**Exercise description**
Some lines in the listing below may include the string "time". How many are there? Give only the number.

**Collected data**
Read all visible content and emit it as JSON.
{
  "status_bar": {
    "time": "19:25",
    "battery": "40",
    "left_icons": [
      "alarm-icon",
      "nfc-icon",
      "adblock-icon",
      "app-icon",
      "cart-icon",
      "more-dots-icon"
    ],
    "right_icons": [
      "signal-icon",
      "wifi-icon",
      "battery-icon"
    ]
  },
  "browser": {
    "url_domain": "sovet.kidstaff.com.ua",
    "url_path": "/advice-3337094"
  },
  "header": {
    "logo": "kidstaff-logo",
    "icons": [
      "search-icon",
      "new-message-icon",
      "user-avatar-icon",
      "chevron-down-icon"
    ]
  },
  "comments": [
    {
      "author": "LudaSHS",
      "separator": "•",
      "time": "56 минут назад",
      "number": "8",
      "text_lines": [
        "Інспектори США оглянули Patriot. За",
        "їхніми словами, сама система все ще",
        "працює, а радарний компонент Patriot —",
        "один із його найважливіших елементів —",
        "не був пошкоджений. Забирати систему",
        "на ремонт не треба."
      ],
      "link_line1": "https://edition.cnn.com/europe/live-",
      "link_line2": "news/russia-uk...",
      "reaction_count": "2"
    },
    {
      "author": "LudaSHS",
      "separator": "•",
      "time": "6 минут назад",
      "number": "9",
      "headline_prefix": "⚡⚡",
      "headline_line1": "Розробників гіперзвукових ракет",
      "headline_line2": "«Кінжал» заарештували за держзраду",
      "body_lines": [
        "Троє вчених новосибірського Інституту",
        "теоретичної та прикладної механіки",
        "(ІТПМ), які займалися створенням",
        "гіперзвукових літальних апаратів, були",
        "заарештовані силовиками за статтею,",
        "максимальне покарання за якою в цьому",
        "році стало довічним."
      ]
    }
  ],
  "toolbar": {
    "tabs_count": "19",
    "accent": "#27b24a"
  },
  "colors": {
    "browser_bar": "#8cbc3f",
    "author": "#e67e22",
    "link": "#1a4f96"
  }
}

* * *

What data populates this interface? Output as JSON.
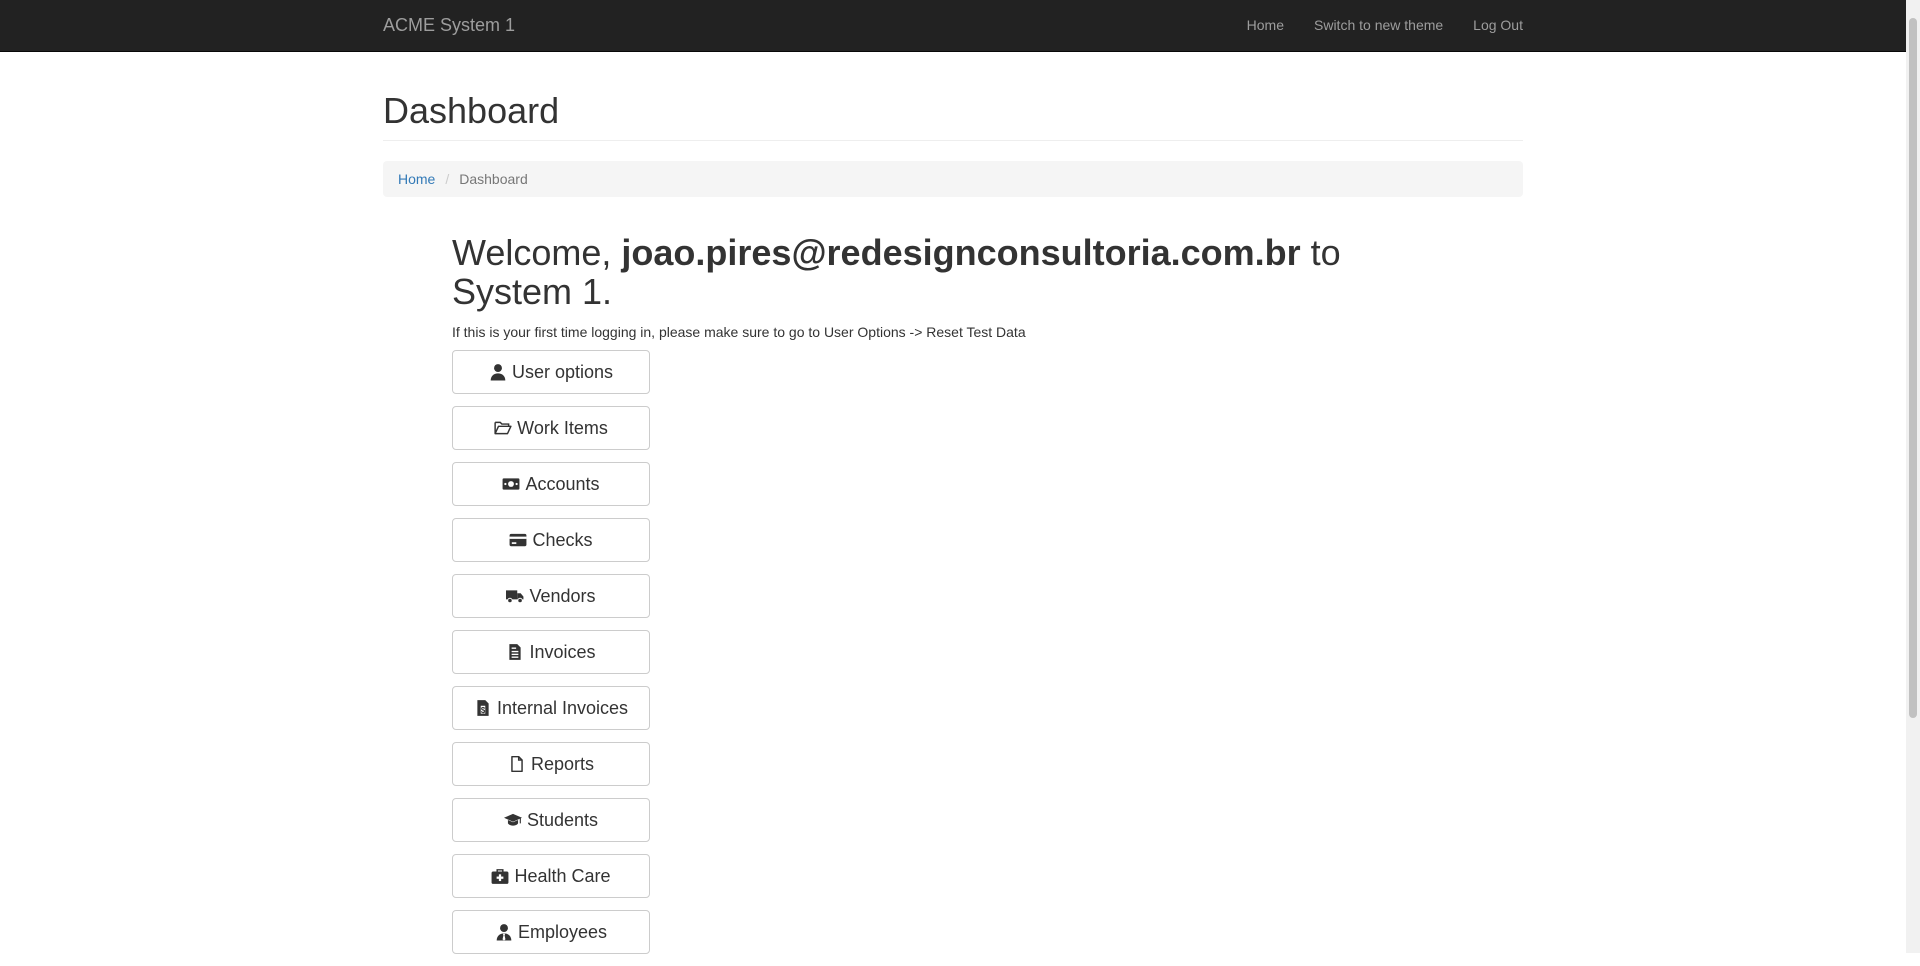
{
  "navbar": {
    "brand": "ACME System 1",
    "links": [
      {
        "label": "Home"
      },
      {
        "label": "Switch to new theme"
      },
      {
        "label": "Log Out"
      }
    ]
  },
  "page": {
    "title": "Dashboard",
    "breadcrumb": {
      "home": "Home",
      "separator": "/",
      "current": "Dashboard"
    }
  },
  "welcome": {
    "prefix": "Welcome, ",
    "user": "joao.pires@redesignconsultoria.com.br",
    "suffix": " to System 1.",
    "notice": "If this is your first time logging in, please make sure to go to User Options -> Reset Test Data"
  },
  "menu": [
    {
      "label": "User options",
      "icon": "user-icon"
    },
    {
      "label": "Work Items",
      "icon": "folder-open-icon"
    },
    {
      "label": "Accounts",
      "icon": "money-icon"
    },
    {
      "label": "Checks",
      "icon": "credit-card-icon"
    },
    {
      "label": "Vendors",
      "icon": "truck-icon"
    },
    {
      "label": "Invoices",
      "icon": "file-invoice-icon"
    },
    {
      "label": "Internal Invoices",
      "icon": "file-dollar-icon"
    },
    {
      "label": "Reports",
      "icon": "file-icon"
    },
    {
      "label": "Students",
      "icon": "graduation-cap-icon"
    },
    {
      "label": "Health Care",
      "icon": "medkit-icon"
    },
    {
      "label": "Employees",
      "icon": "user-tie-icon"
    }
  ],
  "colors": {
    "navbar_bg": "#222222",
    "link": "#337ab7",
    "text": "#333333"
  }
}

**Exercise output**
4